(Collection entries)
------------------------------------

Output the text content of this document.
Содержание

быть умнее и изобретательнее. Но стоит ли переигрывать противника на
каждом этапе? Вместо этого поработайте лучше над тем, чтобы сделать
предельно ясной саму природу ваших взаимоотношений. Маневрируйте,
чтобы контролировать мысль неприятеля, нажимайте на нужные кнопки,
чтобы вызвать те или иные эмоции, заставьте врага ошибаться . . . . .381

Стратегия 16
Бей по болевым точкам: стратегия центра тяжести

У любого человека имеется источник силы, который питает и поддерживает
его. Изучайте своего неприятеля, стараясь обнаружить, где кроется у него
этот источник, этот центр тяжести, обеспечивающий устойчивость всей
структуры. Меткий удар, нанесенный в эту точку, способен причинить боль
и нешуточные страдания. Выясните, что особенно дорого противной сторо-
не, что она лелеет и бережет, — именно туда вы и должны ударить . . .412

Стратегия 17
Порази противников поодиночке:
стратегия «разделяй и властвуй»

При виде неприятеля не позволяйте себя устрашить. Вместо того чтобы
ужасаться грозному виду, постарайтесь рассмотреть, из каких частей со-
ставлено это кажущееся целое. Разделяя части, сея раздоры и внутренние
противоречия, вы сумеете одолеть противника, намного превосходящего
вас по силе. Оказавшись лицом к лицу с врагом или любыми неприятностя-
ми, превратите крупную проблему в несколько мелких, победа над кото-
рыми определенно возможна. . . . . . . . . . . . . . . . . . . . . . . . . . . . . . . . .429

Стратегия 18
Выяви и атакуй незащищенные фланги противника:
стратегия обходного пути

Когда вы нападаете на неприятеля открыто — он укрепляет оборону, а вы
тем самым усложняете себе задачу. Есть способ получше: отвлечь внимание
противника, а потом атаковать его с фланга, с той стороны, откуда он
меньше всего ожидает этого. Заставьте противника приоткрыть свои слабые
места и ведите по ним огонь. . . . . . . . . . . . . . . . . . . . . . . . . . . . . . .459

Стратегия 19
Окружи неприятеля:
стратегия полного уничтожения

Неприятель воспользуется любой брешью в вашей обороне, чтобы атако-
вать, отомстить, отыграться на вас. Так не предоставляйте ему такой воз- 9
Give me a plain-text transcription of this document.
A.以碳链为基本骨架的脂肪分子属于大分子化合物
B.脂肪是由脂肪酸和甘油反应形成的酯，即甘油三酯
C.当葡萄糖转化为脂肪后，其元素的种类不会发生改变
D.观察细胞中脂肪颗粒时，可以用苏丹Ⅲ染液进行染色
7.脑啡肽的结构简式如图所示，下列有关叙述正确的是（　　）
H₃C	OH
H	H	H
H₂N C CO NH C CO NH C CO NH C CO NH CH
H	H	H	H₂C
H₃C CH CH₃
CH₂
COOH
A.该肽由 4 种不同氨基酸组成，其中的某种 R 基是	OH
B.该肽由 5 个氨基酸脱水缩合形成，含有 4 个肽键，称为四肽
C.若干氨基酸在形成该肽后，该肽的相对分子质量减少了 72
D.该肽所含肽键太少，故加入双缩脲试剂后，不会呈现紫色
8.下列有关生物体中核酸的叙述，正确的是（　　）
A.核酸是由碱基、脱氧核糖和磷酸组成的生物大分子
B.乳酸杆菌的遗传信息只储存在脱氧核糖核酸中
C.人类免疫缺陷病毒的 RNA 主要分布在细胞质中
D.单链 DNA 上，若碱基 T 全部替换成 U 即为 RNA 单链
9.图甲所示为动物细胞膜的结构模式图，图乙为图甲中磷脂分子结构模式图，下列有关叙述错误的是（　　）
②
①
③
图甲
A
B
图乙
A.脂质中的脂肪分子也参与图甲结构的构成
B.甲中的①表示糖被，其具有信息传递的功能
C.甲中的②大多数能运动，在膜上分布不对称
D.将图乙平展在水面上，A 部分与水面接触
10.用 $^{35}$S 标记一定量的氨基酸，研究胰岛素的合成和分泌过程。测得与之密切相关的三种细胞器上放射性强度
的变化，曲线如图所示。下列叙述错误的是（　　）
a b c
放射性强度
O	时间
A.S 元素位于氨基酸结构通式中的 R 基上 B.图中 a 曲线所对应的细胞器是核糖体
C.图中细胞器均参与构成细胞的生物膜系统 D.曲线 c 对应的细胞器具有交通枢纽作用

------------------------------------

List every line above that holds the word "this".

Output the text content of this document.
Give me a plain-text transcription of this document.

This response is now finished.